> Brief:
Filter the records for lines holding the string "топлива".

------------------------------------------------------------

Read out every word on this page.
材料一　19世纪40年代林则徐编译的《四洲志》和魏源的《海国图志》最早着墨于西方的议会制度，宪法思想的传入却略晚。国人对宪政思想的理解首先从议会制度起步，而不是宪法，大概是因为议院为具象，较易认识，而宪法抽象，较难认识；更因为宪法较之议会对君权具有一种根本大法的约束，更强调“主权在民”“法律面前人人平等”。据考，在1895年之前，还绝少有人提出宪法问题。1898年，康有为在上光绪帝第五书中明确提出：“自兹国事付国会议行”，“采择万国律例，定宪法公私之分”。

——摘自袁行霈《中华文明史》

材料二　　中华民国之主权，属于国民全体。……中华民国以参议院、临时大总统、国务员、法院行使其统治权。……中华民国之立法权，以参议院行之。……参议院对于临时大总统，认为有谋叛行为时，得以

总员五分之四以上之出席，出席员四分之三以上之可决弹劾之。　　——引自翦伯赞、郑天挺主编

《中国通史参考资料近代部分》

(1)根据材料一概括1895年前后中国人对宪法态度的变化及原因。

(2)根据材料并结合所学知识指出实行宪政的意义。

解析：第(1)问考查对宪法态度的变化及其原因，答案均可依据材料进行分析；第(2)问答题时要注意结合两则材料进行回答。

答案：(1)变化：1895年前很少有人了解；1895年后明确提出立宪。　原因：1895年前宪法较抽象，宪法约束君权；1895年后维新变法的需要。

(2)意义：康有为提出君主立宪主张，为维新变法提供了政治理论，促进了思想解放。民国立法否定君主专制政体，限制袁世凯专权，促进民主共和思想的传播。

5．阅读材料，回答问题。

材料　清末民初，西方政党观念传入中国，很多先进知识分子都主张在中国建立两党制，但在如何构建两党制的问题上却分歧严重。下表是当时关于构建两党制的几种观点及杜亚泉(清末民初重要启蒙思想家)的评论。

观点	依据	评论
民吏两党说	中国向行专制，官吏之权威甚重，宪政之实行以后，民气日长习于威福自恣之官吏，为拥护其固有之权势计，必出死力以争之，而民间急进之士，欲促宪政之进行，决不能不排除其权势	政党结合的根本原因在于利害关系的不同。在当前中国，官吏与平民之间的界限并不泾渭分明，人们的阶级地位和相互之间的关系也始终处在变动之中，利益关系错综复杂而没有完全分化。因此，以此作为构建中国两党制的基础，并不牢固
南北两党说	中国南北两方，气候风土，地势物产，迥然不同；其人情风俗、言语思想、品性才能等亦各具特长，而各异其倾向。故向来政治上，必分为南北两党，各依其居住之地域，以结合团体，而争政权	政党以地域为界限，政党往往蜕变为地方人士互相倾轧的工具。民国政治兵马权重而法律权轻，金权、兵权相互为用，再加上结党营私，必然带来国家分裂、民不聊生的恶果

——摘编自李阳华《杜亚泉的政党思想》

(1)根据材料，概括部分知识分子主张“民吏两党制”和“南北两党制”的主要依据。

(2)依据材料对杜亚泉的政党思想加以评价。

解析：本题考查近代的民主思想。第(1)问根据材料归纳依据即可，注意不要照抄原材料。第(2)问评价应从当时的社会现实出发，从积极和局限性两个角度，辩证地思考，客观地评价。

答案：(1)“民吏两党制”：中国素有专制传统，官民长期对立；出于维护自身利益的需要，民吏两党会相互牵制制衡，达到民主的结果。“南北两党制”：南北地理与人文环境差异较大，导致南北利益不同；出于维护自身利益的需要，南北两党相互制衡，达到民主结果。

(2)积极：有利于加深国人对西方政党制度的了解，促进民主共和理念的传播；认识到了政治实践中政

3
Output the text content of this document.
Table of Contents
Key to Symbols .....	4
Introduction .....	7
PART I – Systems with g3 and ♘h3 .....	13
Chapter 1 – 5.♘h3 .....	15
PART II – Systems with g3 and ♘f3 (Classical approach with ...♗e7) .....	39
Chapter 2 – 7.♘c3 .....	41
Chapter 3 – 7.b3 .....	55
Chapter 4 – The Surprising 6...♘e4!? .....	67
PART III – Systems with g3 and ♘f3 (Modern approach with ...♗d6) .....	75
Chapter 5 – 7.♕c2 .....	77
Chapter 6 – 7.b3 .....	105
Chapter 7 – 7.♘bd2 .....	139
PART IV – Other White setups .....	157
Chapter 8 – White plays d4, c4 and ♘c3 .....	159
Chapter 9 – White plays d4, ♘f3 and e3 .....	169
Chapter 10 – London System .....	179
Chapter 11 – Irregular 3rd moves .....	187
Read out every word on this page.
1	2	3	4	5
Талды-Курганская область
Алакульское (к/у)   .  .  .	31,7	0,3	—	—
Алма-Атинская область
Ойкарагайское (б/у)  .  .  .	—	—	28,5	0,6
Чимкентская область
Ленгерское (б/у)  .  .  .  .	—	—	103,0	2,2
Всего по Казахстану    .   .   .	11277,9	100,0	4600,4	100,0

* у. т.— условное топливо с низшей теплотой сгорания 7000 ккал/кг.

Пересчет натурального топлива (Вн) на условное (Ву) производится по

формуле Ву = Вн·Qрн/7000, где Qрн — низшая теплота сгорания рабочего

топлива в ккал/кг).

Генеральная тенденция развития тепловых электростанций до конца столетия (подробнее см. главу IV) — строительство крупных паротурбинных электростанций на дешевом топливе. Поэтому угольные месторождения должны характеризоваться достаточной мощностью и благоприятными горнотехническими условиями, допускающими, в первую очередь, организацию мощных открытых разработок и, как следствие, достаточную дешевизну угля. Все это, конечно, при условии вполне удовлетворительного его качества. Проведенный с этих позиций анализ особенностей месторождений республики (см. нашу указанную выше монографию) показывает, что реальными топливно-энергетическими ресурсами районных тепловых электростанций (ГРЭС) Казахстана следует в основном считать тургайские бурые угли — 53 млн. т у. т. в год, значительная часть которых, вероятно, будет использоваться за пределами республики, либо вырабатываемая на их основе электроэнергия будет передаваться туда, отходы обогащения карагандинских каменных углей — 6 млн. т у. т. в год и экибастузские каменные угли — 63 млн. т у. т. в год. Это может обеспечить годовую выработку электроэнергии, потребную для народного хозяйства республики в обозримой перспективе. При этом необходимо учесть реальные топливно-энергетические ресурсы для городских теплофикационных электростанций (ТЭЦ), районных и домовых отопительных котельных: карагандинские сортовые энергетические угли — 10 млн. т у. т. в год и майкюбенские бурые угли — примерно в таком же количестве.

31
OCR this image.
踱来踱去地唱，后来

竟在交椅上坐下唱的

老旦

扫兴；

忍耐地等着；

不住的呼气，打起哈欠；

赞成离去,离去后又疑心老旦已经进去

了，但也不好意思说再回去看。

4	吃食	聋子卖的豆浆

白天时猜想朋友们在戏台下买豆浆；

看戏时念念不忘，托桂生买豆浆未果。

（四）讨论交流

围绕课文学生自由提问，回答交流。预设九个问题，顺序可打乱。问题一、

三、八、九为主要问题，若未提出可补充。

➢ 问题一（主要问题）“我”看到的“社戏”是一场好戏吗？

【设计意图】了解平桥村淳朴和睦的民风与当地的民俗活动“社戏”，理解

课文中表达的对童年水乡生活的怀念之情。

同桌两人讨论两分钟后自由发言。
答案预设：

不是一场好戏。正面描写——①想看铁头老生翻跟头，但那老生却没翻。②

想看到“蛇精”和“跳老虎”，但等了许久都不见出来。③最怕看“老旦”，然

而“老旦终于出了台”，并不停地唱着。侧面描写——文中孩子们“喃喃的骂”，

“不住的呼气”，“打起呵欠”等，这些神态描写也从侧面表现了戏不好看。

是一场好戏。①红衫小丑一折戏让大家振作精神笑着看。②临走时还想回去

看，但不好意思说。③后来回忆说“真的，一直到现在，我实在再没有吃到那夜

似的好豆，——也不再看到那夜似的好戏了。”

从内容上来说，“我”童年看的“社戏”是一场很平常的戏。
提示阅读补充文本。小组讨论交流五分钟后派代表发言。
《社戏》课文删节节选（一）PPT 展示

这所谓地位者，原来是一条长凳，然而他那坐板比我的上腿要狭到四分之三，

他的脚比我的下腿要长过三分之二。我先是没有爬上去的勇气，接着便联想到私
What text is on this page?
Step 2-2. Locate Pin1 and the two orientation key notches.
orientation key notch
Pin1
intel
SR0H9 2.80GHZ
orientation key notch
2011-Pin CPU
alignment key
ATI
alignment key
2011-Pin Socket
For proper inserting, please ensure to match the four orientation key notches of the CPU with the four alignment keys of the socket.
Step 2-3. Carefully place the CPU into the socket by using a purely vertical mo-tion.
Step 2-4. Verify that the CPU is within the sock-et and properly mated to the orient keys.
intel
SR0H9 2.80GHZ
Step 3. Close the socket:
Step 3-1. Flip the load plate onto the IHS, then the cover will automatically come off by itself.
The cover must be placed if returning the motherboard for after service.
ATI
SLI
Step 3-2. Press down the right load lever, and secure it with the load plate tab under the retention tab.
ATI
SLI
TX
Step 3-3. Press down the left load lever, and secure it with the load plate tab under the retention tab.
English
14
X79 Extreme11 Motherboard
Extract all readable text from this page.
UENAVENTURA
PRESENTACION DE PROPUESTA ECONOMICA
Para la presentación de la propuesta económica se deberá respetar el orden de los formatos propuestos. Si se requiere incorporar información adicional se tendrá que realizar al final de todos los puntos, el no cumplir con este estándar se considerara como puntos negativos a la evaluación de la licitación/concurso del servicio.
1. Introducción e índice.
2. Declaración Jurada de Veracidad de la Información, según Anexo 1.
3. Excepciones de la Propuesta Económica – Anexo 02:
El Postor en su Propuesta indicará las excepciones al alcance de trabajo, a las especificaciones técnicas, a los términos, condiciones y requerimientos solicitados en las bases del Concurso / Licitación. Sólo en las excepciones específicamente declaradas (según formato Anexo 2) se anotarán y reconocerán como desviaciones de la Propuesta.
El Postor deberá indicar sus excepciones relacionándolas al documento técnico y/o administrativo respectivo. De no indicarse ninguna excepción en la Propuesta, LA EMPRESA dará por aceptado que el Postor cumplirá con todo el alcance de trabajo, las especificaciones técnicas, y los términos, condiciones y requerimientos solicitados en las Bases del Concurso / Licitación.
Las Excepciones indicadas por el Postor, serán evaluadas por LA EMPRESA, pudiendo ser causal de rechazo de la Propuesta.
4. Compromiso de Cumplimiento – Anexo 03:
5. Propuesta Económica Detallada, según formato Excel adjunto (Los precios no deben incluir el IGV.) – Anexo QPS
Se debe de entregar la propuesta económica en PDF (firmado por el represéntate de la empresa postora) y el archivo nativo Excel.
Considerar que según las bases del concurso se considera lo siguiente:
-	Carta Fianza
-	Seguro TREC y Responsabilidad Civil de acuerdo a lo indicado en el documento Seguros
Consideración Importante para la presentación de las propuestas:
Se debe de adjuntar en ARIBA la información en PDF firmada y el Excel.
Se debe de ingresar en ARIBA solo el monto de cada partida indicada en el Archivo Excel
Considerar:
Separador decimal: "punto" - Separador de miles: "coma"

------------------------------------------------------------

> Completed exercise:
Пересчет натурального топлива (Вн) на условное (Ву) производится по
топлива в ккал/кг).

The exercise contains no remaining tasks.